1

I have build a script to scrape www.tesco.com grocery result page, example link :

https://www.tesco.com/groceries/en-GB/search?query=kitkat

Unfortunately my Python script is getting blocked by server ( regular get request). I have even tried to use CURL on my machine to troubleshoot:

curl htpps://www.tesco.com

but I get below response:

<HTML><HEAD>
<TITLE>Access Denied</TITLE>
</HEAD><BODY>
<H1>Access Denied</H1>
 
You don't have permission to access "http&#58;&#47;&#47;dce&#45;homepage&#46;tesco&#46;com&#47;" on this server.<P>
Reference&#32;&#35;18&#46;496cd417&#46;1592645071&#46;44e961c
</BODY>
</HTML>

When trying to use Postman with it's standard headers I get 200 OK response. In my script I have tried to use same headers as Postman and I get 200 OK but only if I use it on my local PC. When I spin up a fresh Instance on AWS - free tier of Ubuntu 18.04 or similar - ever CURL gets 404 as above. Ideally I would like my script to work on AWS. When run, script doesn’t work - just hangs. When I interrupt it I get below:

^CTraceback (most recent call last):
  File "/usr/lib/python3/dist-packages/urllib3/connectionpool.py", line 380, in _make_request
    httplib_response = conn.getresponse(buffering=True)
TypeError: getresponse() got an unexpected keyword argument 'buffering'

During handling of the above exception, another exception occurred:

Traceback (most recent call last):
  File "ttest.py", line 18, in <module>
    results = requests.get(url, headers = headers)
  File "/usr/lib/python3/dist-packages/requests/api.py", line 72, in get
    return request('get', url, params=params, **kwargs)
  File "/usr/lib/python3/dist-packages/requests/api.py", line 58, in request
    return session.request(method=method, url=url, **kwargs)
  File "/usr/lib/python3/dist-packages/requests/sessions.py", line 520, in request
    resp = self.send(prep, **send_kwargs)
  File "/usr/lib/python3/dist-packages/requests/sessions.py", line 630, in send
    r = adapter.send(request, **kwargs)
┄┄┄┄┄┄┄┄┄┄┄┄┄┄┄┄┄┄┄┄
(Problem statement)
Continue the forum post about the blocked grocery-site scraper from the point at which it stops.

(Listings of boxed layout items)
┄┄┄┄┄┄┄┄┄┄┄┄┄┄┄┄┄┄┄┄
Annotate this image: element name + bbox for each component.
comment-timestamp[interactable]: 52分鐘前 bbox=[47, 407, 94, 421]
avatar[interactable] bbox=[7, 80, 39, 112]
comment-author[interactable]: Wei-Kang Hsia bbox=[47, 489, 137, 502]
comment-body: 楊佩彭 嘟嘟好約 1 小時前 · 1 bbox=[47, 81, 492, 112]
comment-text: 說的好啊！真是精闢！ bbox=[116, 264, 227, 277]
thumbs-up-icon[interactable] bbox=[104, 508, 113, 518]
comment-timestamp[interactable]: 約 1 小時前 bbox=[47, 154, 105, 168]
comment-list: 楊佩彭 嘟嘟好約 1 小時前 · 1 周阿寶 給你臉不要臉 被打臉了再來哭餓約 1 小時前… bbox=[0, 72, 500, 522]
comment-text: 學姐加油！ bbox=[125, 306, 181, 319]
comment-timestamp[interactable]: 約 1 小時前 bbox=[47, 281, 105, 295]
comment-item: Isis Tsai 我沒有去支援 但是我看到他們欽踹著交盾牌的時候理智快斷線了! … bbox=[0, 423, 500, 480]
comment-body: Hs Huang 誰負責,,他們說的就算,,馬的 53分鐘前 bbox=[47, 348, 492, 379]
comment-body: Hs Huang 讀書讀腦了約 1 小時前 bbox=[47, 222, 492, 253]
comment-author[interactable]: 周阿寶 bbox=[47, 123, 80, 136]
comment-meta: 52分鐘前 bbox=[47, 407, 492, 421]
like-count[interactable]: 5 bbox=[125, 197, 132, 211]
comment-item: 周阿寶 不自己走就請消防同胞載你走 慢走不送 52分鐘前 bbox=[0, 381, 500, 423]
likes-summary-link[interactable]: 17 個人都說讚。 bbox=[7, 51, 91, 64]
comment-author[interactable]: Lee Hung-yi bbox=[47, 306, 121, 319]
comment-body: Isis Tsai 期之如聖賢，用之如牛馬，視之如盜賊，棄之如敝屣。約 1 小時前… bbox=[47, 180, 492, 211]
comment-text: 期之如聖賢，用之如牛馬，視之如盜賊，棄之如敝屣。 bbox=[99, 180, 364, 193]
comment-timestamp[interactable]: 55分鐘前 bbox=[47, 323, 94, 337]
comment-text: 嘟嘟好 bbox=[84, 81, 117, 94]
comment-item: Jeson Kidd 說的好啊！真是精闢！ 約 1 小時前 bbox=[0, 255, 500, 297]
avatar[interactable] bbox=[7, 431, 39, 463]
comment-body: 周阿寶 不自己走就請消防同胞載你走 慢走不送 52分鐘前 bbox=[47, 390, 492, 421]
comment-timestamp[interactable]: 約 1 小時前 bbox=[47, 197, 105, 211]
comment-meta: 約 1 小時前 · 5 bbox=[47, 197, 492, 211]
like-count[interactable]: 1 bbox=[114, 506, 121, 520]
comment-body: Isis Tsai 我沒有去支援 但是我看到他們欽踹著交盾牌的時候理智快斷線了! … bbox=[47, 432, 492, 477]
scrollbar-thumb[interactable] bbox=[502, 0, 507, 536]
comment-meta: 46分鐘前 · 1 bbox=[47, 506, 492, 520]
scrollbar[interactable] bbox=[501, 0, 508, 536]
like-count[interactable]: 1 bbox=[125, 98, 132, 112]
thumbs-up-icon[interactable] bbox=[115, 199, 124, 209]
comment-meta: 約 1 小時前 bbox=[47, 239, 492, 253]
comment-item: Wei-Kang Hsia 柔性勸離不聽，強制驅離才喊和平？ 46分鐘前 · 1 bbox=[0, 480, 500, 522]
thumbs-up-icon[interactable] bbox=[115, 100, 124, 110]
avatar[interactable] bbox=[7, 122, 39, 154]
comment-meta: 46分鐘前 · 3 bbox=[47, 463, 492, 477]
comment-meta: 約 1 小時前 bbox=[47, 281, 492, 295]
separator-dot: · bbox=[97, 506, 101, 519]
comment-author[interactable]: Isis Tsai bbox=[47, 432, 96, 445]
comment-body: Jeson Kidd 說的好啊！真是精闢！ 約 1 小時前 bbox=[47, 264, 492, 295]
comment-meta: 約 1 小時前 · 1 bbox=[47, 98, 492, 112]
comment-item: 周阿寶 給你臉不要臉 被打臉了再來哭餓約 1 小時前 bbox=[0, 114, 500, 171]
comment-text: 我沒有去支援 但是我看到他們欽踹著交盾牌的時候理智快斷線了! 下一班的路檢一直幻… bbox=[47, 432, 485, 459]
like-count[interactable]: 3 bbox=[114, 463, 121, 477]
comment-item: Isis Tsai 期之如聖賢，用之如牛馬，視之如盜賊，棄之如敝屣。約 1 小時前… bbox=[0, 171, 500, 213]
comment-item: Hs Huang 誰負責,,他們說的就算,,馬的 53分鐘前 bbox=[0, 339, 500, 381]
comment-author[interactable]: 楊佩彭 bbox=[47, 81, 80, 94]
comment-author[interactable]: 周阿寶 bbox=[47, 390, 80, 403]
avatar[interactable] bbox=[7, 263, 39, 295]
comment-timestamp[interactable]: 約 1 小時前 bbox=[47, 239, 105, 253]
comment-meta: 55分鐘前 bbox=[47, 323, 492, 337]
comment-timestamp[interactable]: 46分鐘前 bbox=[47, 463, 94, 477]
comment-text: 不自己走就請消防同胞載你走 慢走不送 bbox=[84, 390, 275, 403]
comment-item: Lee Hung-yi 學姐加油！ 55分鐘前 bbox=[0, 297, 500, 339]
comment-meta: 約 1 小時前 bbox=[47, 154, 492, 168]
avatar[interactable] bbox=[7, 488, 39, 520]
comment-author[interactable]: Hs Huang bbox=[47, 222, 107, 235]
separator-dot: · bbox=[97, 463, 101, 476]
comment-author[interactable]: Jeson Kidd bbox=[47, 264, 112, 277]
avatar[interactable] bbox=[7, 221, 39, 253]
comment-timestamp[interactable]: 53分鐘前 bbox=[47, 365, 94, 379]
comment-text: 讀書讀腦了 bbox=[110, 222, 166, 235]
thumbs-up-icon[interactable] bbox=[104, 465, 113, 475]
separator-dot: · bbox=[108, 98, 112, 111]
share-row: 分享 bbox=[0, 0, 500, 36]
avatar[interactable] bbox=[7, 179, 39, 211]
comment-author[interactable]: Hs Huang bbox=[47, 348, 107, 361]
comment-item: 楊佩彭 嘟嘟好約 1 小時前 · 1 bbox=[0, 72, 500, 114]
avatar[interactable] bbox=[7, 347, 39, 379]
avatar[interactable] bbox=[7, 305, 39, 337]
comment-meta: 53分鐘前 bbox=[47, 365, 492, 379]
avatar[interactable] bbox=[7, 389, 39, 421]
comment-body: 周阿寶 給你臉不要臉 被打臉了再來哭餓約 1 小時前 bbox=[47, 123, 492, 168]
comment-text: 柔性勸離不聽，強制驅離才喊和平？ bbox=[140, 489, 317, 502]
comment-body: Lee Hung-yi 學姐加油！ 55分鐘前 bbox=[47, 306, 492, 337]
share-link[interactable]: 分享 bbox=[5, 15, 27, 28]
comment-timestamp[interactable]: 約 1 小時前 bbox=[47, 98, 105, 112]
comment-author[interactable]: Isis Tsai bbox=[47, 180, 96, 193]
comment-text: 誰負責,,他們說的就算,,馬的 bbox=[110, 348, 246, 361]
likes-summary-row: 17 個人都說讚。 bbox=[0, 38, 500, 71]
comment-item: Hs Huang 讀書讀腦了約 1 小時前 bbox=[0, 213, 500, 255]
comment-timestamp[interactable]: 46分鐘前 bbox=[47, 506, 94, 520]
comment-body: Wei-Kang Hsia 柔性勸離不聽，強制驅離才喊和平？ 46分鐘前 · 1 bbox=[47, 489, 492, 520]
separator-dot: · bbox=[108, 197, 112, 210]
┄┄┄┄┄┄┄┄┄┄┄┄┄┄┄┄┄┄┄┄
(Answer below)
  File "/usr/lib/python3/dist-packages/requests/adapters.py", line 440, in send
    timeout=timeout
  File "/usr/lib/python3/dist-packages/urllib3/connectionpool.py", line 601, in urlopen
    chunked=chunked)
  File "/usr/lib/python3/dist-packages/urllib3/connectionpool.py", line 383, in _make_request
    httplib_response = conn.getresponse()
  File "/usr/lib/python3.6/http/client.py", line 1356, in getresponse
    response.begin()
  File "/usr/lib/python3.6/http/client.py", line 307, in begin
    version, status, reason = self._read_status()
  File "/usr/lib/python3.6/http/client.py", line 268, in _read_status
    line = str(self.fp.readline(_MAXLINE + 1), "iso-8859-1")
  File "/usr/lib/python3.6/socket.py", line 586, in readinto
    return self._sock.recv_into(b)
  File "/usr/lib/python3.6/ssl.py", line 1012, in recv_into
    return self.read(nbytes, buffer)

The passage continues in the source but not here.